- **RAW DATA**:
-- START --

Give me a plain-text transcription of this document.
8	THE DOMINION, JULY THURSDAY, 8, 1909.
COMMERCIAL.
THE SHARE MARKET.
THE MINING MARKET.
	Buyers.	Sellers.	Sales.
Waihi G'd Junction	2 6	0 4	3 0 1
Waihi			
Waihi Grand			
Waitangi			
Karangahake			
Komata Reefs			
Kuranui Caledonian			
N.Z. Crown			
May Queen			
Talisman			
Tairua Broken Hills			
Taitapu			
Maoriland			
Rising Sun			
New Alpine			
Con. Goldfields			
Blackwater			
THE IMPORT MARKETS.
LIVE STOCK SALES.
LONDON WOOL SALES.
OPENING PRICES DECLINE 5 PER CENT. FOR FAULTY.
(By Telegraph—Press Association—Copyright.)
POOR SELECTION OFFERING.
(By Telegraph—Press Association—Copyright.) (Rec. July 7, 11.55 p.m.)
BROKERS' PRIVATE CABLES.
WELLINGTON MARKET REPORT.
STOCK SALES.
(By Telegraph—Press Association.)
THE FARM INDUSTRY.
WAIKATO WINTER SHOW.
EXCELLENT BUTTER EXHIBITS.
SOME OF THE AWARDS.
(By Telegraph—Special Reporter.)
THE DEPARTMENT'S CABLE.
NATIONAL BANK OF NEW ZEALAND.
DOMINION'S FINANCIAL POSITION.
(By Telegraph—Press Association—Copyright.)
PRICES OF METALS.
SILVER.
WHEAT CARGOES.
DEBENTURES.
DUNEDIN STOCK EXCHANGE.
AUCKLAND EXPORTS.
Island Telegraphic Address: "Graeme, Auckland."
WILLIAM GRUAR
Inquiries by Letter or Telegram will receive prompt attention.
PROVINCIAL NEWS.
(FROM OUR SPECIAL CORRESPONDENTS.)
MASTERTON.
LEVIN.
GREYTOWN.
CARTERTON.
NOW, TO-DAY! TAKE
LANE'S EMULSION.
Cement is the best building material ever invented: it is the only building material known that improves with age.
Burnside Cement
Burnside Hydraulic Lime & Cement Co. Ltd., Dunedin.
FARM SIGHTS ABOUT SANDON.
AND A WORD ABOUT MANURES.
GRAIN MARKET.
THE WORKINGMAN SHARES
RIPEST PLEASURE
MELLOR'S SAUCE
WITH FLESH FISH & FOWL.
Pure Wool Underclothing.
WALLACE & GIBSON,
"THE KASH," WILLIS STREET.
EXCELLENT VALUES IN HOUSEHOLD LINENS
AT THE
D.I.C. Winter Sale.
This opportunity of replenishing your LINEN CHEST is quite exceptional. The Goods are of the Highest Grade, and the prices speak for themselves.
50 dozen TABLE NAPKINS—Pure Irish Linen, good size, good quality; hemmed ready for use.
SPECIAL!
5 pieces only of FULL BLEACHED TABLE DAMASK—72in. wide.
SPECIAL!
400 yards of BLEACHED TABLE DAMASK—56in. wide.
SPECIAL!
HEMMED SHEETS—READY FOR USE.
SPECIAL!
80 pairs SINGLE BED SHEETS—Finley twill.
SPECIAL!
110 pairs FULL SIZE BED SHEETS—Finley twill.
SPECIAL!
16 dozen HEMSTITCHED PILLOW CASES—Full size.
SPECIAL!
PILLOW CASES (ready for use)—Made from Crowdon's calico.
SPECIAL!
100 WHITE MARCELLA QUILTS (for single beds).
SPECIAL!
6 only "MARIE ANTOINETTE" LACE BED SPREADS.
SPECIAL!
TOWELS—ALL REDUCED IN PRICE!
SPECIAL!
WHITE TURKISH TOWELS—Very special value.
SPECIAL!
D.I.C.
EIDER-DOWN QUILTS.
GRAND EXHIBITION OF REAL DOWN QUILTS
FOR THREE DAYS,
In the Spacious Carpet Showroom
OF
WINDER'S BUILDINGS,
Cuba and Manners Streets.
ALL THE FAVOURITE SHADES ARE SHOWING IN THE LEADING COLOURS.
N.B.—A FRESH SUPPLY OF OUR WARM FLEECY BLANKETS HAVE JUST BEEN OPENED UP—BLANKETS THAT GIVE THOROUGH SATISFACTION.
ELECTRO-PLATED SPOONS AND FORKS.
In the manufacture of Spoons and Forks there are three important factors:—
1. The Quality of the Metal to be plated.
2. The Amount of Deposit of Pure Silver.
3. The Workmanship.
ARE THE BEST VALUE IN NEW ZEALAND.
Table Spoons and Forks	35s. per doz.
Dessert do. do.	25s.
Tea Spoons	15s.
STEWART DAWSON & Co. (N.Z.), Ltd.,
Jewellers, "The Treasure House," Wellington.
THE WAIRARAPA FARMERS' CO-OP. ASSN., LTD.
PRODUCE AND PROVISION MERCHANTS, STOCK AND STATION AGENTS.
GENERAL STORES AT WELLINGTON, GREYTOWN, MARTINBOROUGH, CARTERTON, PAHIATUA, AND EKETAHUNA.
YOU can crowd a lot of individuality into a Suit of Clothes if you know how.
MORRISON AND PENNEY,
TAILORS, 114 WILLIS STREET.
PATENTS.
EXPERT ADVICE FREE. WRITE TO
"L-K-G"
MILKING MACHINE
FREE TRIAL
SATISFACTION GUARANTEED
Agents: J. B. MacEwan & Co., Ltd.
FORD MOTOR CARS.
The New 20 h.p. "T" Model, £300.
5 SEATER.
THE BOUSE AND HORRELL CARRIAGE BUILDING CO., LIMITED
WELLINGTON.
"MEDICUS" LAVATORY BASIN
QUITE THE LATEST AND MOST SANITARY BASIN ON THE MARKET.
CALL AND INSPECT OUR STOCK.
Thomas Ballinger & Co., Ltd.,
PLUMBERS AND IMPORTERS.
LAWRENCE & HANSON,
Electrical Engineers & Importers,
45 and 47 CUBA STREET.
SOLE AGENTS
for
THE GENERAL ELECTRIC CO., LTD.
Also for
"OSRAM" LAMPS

-- END --

- **AIM OF THE TASK**: Report only how many lines in the listing contain the string "WILLIS".

- **WRITTEN ANSWER**: 2